## OBJECTIVE
Lines containing the word "Landlord" are to be located and copied.

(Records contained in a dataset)
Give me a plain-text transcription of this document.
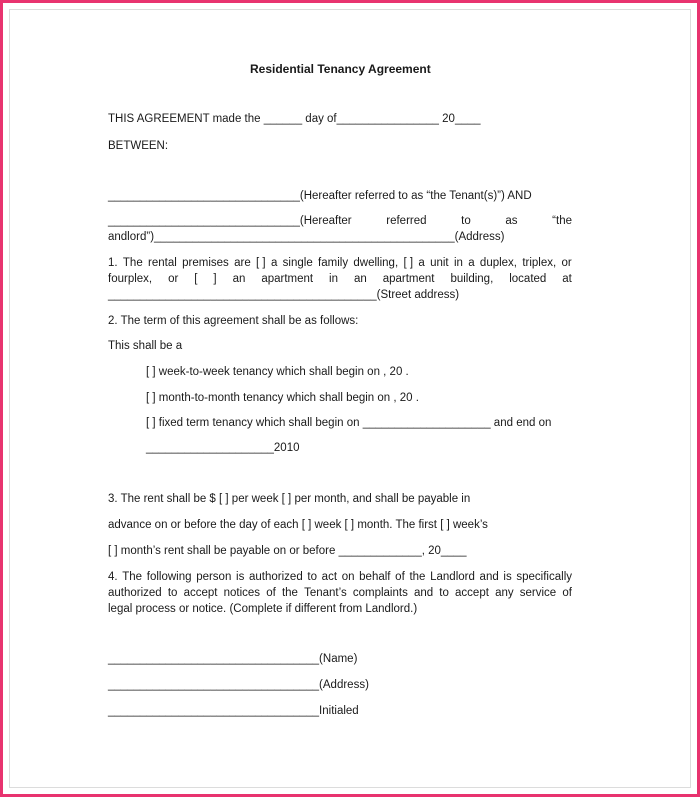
Residential Tenancy Agreement
THIS AGREEMENT made the ______ day of________________ 20____
BETWEEN:
______________________________(Hereafter referred to as “the Tenant(s)”) AND
______________________________(Hereafter	referred	to	as	“the
andlord”)_______________________________________________(Address)
1. The rental premises are [ ] a single family dwelling, [ ] a unit in a duplex, triplex, or
fourplex, or [ ] an apartment in an apartment building, located at
__________________________________________(Street address)
2. The term of this agreement shall be as follows:
This shall be a
[ ] week-to-week tenancy which shall begin on , 20 .
[ ] month-to-month tenancy which shall begin on , 20 .
[ ] fixed term tenancy which shall begin on ____________________ and end on
____________________2010
3. The rent shall be $ [ ] per week [ ] per month, and shall be payable in
advance on or before the day of each [ ] week [ ] month. The first [ ] week’s
[ ] month’s rent shall be payable on or before _____________, 20____
4. The following person is authorized to act on behalf of the Landlord and is specifically
authorized to accept notices of the Tenant’s complaints and to accept any service of
legal process or notice. (Complete if different from Landlord.)
_________________________________(Name)
_________________________________(Address)
_________________________________Initialed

## ANSWER TO THE EXERCISE
4. The following person is authorized to act on behalf of the Landlord and is specifically
legal process or notice. (Complete if different from Landlord.)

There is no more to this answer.